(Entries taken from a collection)
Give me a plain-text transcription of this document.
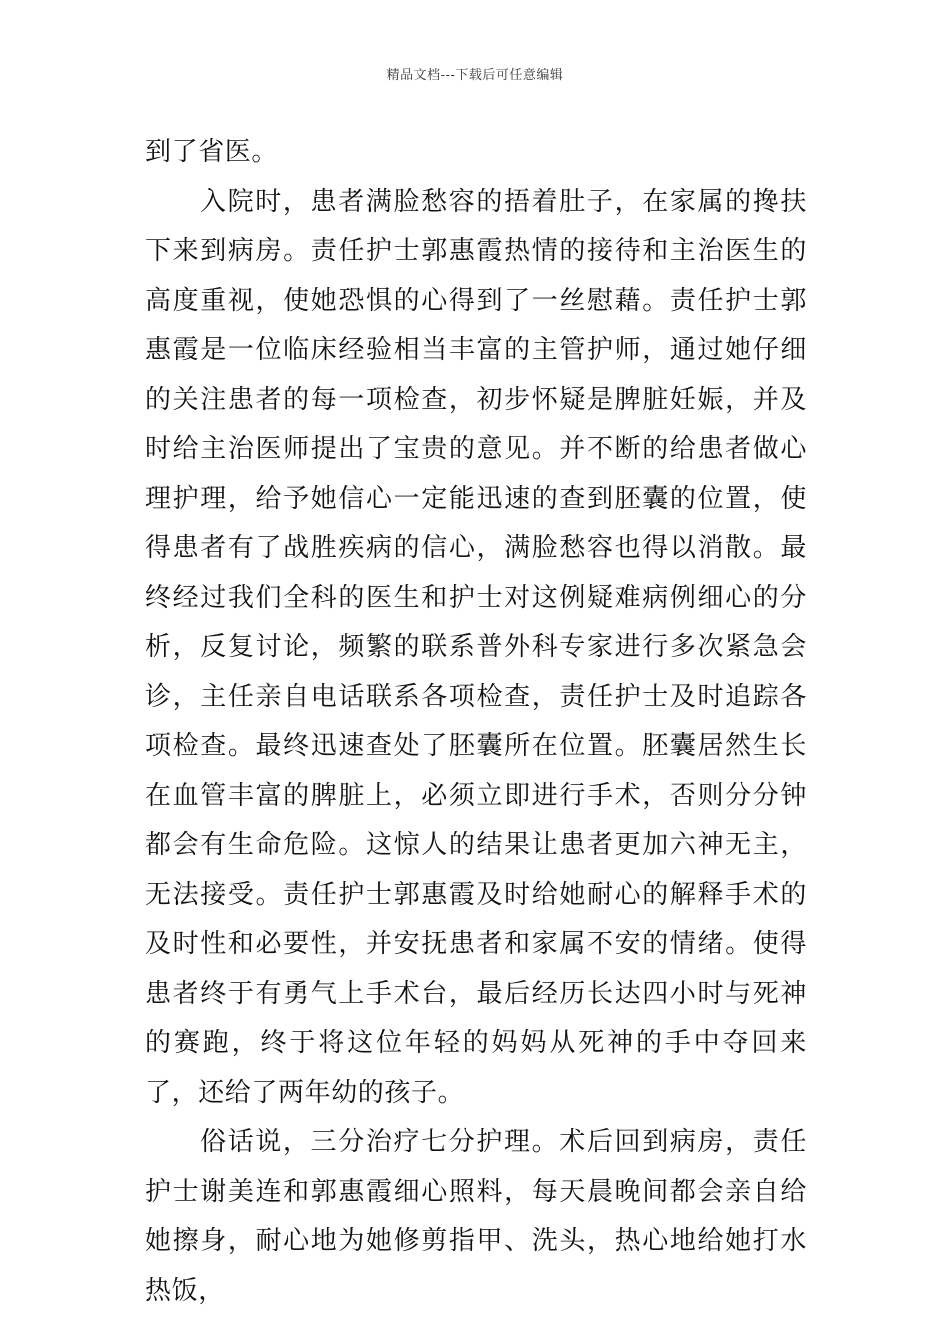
精品文档---下载后可任意编辑

到了省医。

入院时，患者满脸愁容的捂着肚子，在家属的搀扶下来到病房。责任护士郭惠霞热情的接待和主治医生的高度重视，使她恐惧的心得到了一丝慰藉。责任护士郭惠霞是一位临床经验相当丰富的主管护师，通过她仔细的关注患者的每一项检查，初步怀疑是脾脏妊娠，并及时给主治医师提出了宝贵的意见。并不断的给患者做心理护理，给予她信心一定能迅速的查到胚囊的位置，使得患者有了战胜疾病的信心，满脸愁容也得以消散。最终经过我们全科的医生和护士对这例疑难病例细心的分析，反复讨论，频繁的联系普外科专家进行多次紧急会诊，主任亲自电话联系各项检查，责任护士及时追踪各项检查。最终迅速查处了胚囊所在位置。胚囊居然生长在血管丰富的脾脏上，必须立即进行手术，否则分分钟都会有生命危险。这惊人的结果让患者更加六神无主，无法接受。责任护士郭惠霞及时给她耐心的解释手术的及时性和必要性，并安抚患者和家属不安的情绪。使得患者终于有勇气上手术台，最后经历长达四小时与死神的赛跑，终于将这位年轻的妈妈从死神的手中夺回来了，还给了两年幼的孩子。

俗话说，三分治疗七分护理。术后回到病房，责任护士谢美连和郭惠霞细心照料，每天晨晚间都会亲自给她擦身，耐心地为她修剪指甲、洗头，热心地给她打水热饭，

- _Set problem_: Each line above is to be copied verbatim. Drop any image from the copy.

- _Solution for this task_:
Give me a plain-text transcription of this document.
精品文档---下载后可任意编辑

到了省医。

入院时，患者满脸愁容的捂着肚子，在家属的搀扶下来到病房。责任护士郭惠霞热情的接待和主治医生的高度重视，使她恐惧的心得到了一丝慰藉。责任护士郭惠霞是一位临床经验相当丰富的主管护师，通过她仔细的关注患者的每一项检查，初步怀疑是脾脏妊娠，并及时给主治医师提出了宝贵的意见。并不断的给患者做心理护理，给予她信心一定能迅速的查到胚囊的位置，使得患者有了战胜疾病的信心，满脸愁容也得以消散。最终经过我们全科的医生和护士对这例疑难病例细心的分析，反复讨论，频繁的联系普外科专家进行多次紧急会诊，主任亲自电话联系各项检查，责任护士及时追踪各项检查。最终迅速查处了胚囊所在位置。胚囊居然生长在血管丰富的脾脏上，必须立即进行手术，否则分分钟都会有生命危险。这惊人的结果让患者更加六神无主，无法接受。责任护士郭惠霞及时给她耐心的解释手术的及时性和必要性，并安抚患者和家属不安的情绪。使得患者终于有勇气上手术台，最后经历长达四小时与死神的赛跑，终于将这位年轻的妈妈从死神的手中夺回来了，还给了两年幼的孩子。

俗话说，三分治疗七分护理。术后回到病房，责任护士谢美连和郭惠霞细心照料，每天晨晚间都会亲自给她擦身，耐心地为她修剪指甲、洗头，热心地给她打水热饭，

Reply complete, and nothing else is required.